**Task details:** Review the material line by line. Identify and copy every line that contains the string "performance".

**Provided material:**

※ ※ ※

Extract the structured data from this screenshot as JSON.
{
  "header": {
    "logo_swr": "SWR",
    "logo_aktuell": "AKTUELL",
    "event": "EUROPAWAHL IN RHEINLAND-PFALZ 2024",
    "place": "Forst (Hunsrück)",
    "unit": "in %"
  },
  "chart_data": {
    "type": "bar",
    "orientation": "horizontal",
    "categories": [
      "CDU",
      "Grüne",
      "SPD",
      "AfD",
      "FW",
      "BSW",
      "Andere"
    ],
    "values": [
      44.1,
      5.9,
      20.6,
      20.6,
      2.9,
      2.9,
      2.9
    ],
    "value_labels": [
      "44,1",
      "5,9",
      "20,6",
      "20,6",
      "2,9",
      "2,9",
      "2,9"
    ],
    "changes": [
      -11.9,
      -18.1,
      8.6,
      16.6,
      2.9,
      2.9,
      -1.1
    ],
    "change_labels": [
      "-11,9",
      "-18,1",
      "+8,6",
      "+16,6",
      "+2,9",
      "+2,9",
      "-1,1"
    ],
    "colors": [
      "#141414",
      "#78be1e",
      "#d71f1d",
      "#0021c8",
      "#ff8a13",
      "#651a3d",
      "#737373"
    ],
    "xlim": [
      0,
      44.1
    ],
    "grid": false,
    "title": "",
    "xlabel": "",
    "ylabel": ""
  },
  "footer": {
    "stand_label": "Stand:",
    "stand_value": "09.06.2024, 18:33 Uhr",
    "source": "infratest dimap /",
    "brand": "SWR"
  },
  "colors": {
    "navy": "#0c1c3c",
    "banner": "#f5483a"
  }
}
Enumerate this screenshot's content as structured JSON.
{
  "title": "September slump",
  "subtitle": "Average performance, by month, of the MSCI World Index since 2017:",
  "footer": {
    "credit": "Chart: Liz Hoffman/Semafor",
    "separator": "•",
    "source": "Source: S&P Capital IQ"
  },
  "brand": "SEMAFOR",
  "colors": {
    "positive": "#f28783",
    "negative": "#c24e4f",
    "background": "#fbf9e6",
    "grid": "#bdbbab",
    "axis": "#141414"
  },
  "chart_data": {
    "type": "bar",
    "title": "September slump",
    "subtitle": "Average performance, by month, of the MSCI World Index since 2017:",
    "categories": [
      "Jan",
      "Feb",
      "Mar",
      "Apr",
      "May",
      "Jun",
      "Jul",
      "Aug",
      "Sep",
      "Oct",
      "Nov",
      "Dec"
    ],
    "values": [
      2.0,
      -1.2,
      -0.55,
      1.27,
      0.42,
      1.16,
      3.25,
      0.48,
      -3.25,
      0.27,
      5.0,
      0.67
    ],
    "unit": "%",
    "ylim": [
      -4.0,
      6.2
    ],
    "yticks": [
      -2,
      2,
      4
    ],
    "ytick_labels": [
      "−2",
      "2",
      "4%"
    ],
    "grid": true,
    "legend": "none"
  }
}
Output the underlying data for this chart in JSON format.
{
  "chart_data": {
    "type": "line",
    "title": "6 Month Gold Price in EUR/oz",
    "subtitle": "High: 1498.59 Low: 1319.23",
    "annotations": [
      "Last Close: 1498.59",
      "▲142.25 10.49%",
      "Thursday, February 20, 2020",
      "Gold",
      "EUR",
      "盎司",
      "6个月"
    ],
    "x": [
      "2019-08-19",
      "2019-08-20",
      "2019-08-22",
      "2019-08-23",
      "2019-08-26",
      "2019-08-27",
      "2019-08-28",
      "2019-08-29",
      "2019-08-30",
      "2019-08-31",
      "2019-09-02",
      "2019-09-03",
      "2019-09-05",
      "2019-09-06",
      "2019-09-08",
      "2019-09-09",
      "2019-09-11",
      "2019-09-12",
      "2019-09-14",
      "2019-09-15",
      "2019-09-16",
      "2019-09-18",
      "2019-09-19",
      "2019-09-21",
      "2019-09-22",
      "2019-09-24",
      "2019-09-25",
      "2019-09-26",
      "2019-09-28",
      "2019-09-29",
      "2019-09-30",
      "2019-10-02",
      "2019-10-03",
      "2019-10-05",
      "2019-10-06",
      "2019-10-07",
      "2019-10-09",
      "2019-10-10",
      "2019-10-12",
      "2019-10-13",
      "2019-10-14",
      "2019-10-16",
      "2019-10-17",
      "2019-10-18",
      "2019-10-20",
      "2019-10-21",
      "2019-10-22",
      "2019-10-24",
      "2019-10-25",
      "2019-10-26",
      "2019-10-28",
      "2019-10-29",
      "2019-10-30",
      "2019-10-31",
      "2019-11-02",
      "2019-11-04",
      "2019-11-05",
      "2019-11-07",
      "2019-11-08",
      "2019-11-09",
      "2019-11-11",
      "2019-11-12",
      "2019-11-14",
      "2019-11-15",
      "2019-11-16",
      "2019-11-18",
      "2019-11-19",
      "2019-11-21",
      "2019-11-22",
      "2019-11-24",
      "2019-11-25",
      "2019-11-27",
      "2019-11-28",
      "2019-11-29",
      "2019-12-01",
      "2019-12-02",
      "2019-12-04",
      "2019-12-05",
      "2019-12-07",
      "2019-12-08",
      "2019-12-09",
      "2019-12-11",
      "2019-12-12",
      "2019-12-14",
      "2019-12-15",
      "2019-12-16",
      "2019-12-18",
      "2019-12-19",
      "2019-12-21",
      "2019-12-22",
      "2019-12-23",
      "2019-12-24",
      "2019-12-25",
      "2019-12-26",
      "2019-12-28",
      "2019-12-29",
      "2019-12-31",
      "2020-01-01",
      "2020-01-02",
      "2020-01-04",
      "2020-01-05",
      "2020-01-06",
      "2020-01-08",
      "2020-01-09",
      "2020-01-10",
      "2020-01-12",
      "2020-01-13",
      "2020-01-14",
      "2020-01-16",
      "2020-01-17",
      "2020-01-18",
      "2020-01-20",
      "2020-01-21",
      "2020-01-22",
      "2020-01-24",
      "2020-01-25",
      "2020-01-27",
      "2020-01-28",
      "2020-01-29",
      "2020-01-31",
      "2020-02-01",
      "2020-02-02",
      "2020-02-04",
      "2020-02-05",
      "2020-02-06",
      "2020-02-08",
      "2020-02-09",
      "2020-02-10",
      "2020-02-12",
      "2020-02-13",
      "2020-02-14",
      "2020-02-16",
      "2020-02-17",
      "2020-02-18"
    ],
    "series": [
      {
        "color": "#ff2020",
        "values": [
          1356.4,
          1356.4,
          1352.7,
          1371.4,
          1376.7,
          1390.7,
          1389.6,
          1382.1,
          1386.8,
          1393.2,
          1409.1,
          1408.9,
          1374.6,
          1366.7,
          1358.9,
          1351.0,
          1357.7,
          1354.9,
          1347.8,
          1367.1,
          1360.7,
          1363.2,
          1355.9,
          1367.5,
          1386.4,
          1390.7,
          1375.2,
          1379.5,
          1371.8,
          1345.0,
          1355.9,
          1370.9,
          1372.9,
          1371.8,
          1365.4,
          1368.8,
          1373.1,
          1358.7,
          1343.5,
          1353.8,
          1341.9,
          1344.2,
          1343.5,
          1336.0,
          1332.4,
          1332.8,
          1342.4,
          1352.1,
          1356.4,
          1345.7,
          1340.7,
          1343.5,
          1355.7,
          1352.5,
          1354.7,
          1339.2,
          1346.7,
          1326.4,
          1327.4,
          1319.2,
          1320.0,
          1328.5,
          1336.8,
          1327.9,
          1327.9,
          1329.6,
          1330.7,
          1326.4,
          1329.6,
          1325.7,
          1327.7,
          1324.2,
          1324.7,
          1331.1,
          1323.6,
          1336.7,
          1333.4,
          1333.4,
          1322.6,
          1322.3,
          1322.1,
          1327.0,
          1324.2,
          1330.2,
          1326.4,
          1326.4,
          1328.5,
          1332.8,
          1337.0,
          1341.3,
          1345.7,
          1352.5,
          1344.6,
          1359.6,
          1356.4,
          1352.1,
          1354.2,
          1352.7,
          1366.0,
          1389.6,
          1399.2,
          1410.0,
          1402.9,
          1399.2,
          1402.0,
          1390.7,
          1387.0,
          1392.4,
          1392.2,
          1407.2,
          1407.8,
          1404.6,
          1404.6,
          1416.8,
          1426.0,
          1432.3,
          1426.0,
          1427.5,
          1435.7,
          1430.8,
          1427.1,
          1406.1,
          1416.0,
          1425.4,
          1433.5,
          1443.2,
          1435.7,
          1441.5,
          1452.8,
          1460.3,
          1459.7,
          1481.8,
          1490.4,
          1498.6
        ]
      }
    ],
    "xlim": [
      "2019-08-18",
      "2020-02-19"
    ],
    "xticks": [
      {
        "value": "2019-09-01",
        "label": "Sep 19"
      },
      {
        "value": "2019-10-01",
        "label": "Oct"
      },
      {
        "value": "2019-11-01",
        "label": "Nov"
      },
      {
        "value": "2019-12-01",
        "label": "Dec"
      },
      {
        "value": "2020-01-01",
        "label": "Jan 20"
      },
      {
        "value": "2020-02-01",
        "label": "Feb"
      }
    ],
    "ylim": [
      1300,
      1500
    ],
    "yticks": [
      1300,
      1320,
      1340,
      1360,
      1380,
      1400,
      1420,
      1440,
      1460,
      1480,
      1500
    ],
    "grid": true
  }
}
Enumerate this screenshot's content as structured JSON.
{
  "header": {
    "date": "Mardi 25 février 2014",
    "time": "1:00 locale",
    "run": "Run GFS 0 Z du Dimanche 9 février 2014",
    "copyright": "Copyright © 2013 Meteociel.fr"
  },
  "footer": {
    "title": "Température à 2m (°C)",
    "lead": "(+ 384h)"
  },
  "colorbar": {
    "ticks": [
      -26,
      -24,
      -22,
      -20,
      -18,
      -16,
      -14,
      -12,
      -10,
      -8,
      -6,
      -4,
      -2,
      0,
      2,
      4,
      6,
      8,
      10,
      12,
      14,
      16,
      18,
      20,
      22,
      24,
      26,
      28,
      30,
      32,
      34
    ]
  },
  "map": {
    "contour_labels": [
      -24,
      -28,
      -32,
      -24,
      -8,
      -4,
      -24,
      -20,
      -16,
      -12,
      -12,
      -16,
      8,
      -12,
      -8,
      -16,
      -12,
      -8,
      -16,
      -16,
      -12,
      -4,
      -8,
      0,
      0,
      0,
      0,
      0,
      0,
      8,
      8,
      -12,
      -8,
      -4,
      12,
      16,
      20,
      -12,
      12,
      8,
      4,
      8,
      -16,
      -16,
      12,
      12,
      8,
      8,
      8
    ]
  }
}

※ ※ ※

**Task result:**
  "subtitle": "Average performance, by month, of the MSCI World Index since 2017:",
    "subtitle": "Average performance, by month, of the MSCI World Index since 2017:",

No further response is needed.